─── PROVIDED TEXT
Change in Belfast requires broad consent, Blair says
The Good Friday Agreement should only be amended if all communities in Northern Ireland agree to the changes, former UK prime minister Tony Blair has said.
He played a pivotal role in negotiating the accord, which ended three decades of violence in Northern Ireland.
The deal, which will have its 25th anniversary next week, also set out how the country was to be governed.
The current system in the Northern Ireland Assembly is based on mutual veto powers that enable blocs of unionist and nationalist members to halt moves that otherwise have majority support.
The assembly is at an impasse after the Democratic Unionist Party refused to back the UK government’s Brexit trade rules with the EU. British authorities have been urged by some of the DUP’s rivals to change the rules to allow members to get back to work in Stormont.
Mr Blair said the system should only be altered if there is support from all factions of Northern Irish politics.
“People often ask me whether there’s a case for reviewing the Good Friday Agreement, the institutions, the way one party essentially can veto the process,” he said.
“I always say that of course there is a case for reviewing it and, in time, maybe that review process will yield a change.
“But I don’t think you can yield a change that’s going to work unless it brings the communities together.”
There is a difference between “the ideal answer and the realistic answer” in Northern Irish politics, he said.
“The ideal answer may be that you change the whole system, by the way you choose ministers or have the executive up and running,” Mr Blair said.
“But the realistic truth is that if you were to act, for example, in direct contravention of a large part of unionist opinion, it wouldn’t work.”
The negotiations that led to the Good Friday Agreement offer lessons to the current generation of politicians in Northern Ireland, he said.
“It was agonising, but it’s an interesting reflection on politics that it works best when leaders are prepared to say even to their own supporters things that are uncomfortable,” Mr Blair said.
──────
### SET TASK
From the article on Blair and the Good Friday Agreement, return everything from "The current system" down to "Northern Irish politics.", word for word. The data that follows can be left aside, since none of it is needed here.
─── AVAILABLE DATA
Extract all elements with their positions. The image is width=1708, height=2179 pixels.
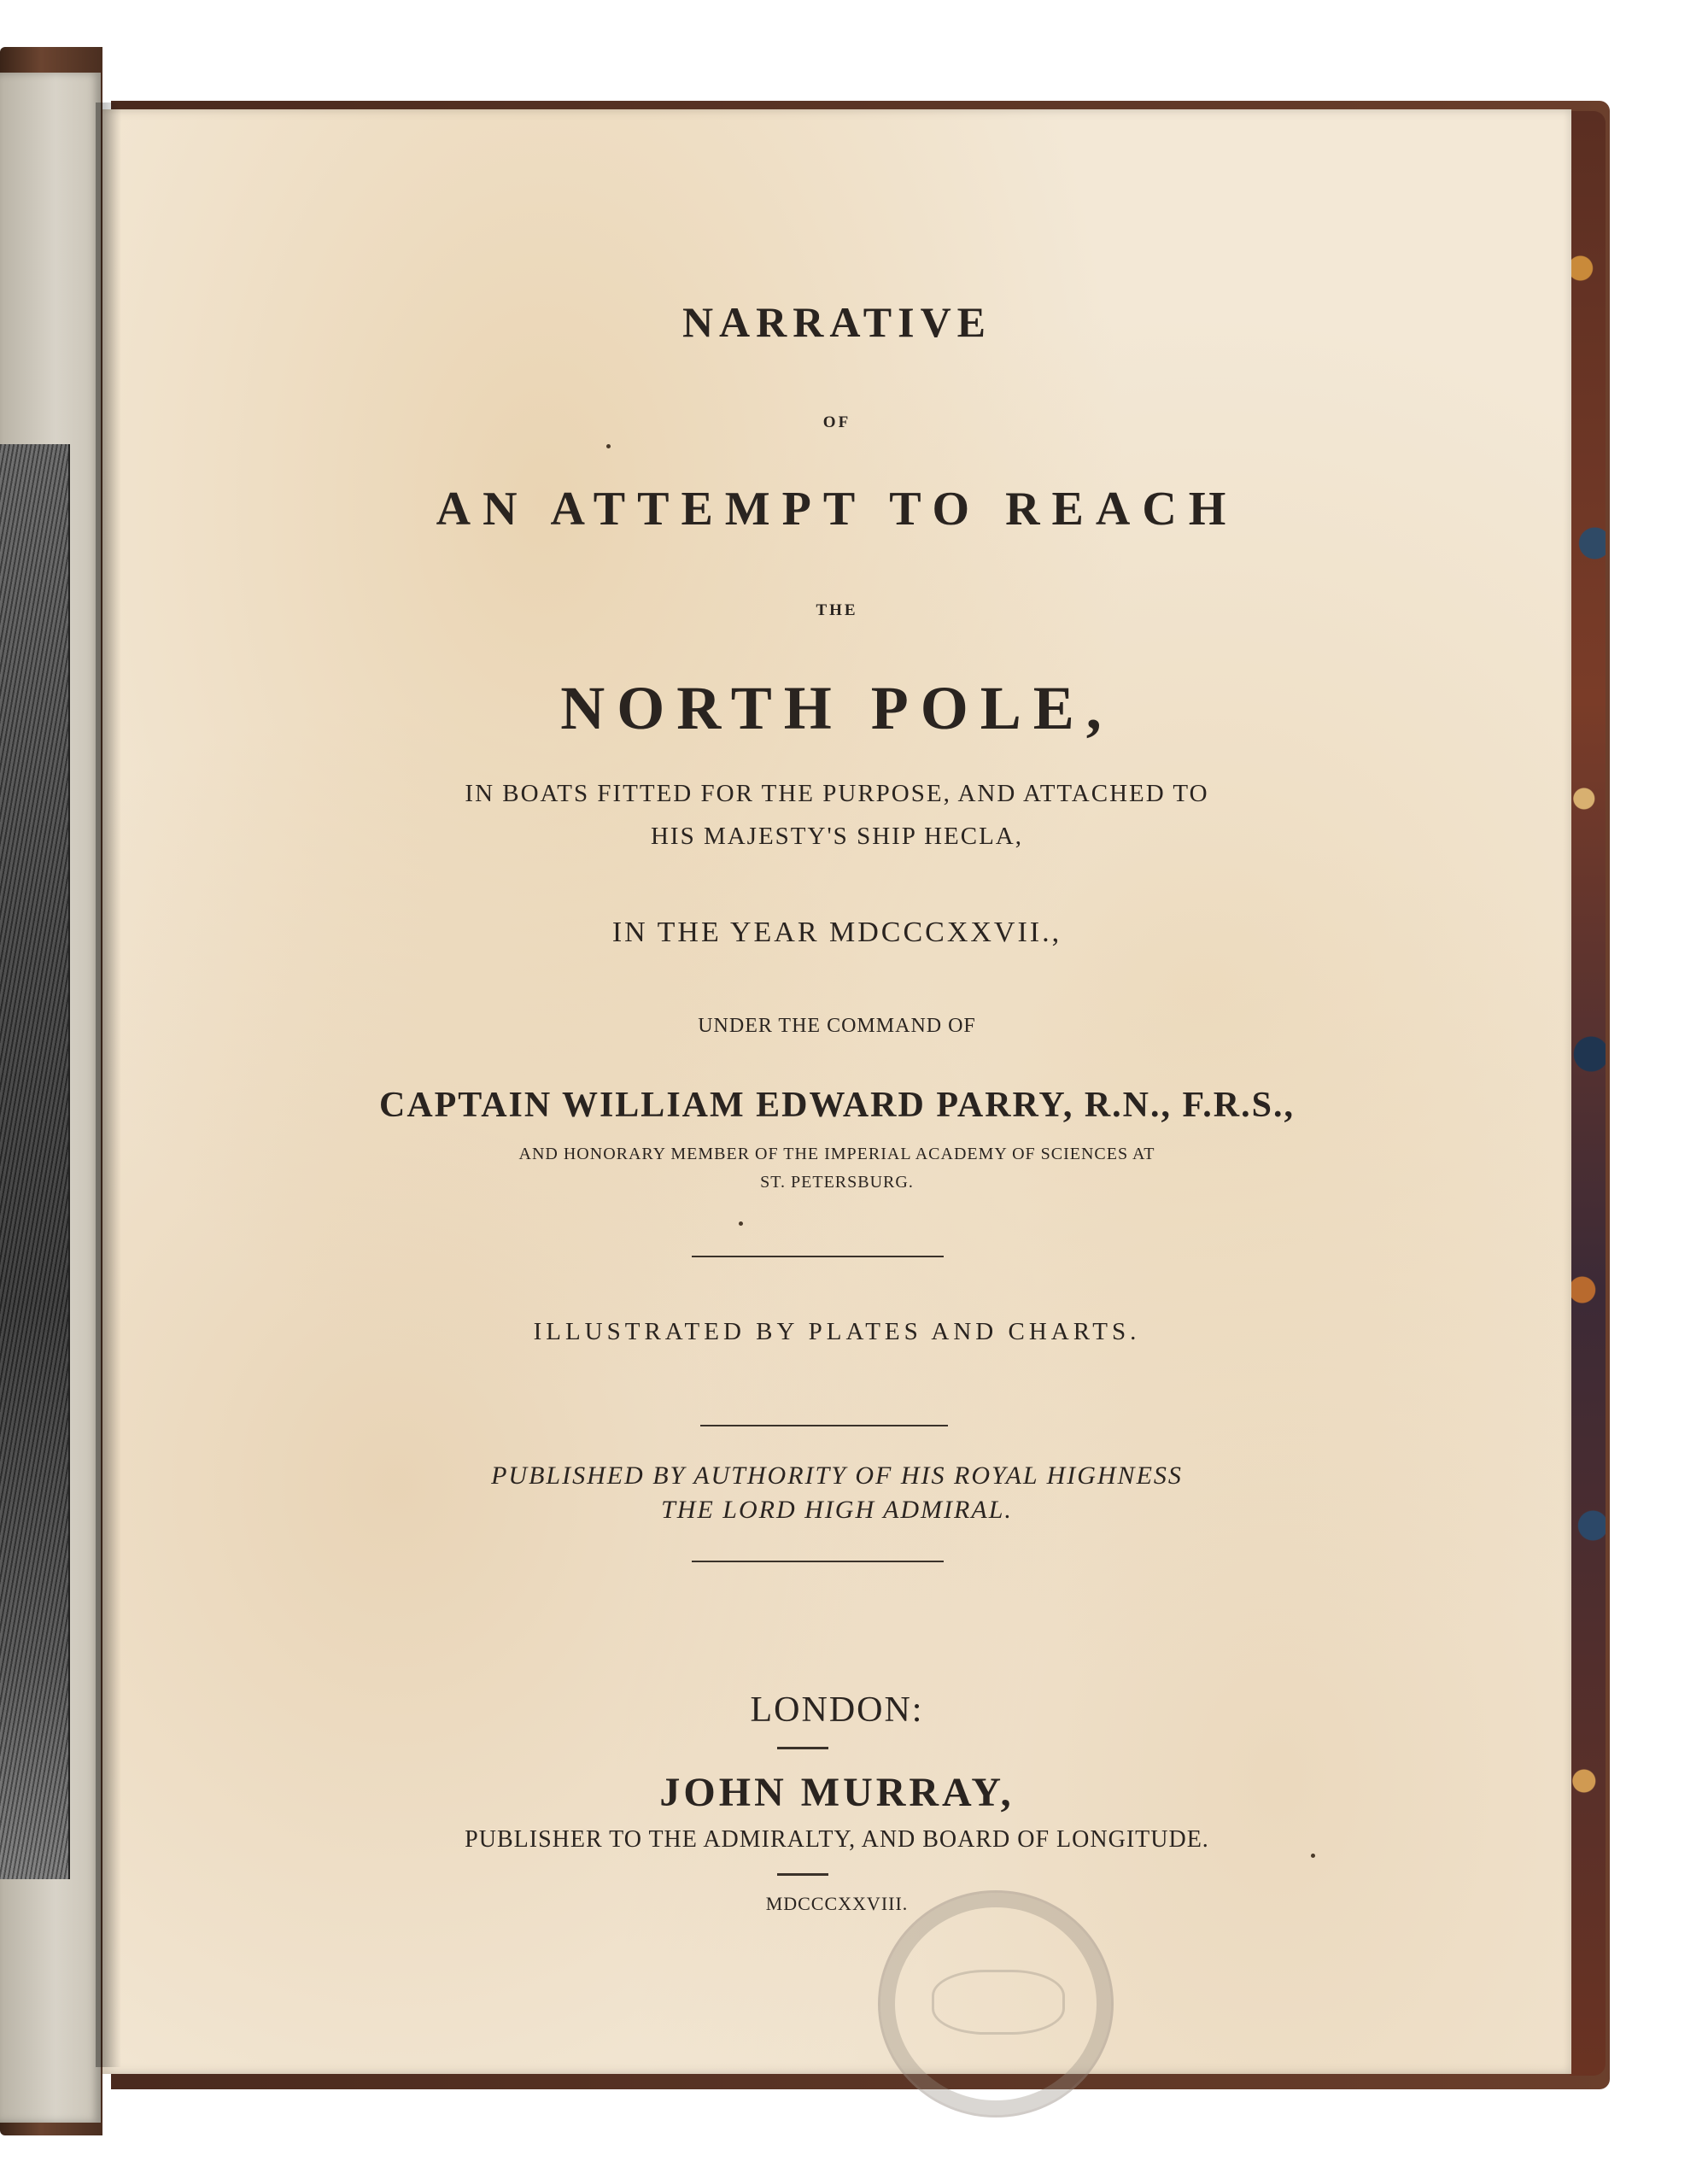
──────
### RESPONSE TO THIS TASK
The current system in the Northern Ireland Assembly is based on mutual veto powers that enable blocs of unionist and nationalist members to halt moves that otherwise have majority support.
The assembly is at an impasse after the Democratic Unionist Party refused to back the UK government’s Brexit trade rules with the EU. British authorities have been urged by some of the DUP’s rivals to change the rules to allow members to get back to work in Stormont.
Mr Blair said the system should only be altered if there is support from all factions of Northern Irish politics.